• _Exercise requirements_
Repeat every line below exactly, word for word.

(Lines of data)
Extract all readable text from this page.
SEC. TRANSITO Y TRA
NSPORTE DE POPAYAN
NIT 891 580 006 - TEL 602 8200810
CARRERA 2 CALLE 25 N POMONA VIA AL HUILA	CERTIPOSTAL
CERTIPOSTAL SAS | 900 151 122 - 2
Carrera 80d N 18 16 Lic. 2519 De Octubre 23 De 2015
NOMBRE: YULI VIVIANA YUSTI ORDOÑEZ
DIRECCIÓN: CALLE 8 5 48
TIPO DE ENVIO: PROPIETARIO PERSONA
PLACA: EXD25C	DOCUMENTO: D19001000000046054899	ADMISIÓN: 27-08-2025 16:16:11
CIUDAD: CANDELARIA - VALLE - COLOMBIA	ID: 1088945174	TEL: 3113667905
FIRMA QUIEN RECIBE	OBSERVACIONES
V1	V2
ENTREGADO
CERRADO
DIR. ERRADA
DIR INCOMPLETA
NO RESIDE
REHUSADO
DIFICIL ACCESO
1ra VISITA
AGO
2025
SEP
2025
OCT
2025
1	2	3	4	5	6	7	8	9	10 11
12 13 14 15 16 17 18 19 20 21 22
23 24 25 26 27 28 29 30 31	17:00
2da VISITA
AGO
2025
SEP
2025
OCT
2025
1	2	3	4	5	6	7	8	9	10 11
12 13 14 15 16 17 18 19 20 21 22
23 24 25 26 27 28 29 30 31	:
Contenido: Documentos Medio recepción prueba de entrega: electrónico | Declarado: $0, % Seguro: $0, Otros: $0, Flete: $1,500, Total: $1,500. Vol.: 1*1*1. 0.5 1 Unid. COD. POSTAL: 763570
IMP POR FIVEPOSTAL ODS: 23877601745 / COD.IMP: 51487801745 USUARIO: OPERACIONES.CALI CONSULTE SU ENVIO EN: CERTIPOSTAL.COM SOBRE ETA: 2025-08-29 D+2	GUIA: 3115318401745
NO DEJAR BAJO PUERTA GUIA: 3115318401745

• _Final result_
Extract all readable text from this page.
SEC. TRANSITO Y TRA
NSPORTE DE POPAYAN
NIT 891 580 006 - TEL 602 8200810
CARRERA 2 CALLE 25 N POMONA VIA AL HUILA	CERTIPOSTAL
CERTIPOSTAL SAS | 900 151 122 - 2
Carrera 80d N 18 16 Lic. 2519 De Octubre 23 De 2015
NOMBRE: YULI VIVIANA YUSTI ORDOÑEZ
DIRECCIÓN: CALLE 8 5 48
TIPO DE ENVIO: PROPIETARIO PERSONA
PLACA: EXD25C	DOCUMENTO: D19001000000046054899	ADMISIÓN: 27-08-2025 16:16:11
CIUDAD: CANDELARIA - VALLE - COLOMBIA	ID: 1088945174	TEL: 3113667905
FIRMA QUIEN RECIBE	OBSERVACIONES
V1	V2
ENTREGADO
CERRADO
DIR. ERRADA
DIR INCOMPLETA
NO RESIDE
REHUSADO
DIFICIL ACCESO
1ra VISITA
AGO
2025
SEP
2025
OCT
2025
1	2	3	4	5	6	7	8	9	10 11
12 13 14 15 16 17 18 19 20 21 22
23 24 25 26 27 28 29 30 31	17:00
2da VISITA
AGO
2025
SEP
2025
OCT
2025
1	2	3	4	5	6	7	8	9	10 11
12 13 14 15 16 17 18 19 20 21 22
23 24 25 26 27 28 29 30 31	:
Contenido: Documentos Medio recepción prueba de entrega: electrónico | Declarado: $0, % Seguro: $0, Otros: $0, Flete: $1,500, Total: $1,500. Vol.: 1*1*1. 0.5 1 Unid. COD. POSTAL: 763570
IMP POR FIVEPOSTAL ODS: 23877601745 / COD.IMP: 51487801745 USUARIO: OPERACIONES.CALI CONSULTE SU ENVIO EN: CERTIPOSTAL.COM SOBRE ETA: 2025-08-29 D+2	GUIA: 3115318401745
NO DEJAR BAJO PUERTA GUIA: 3115318401745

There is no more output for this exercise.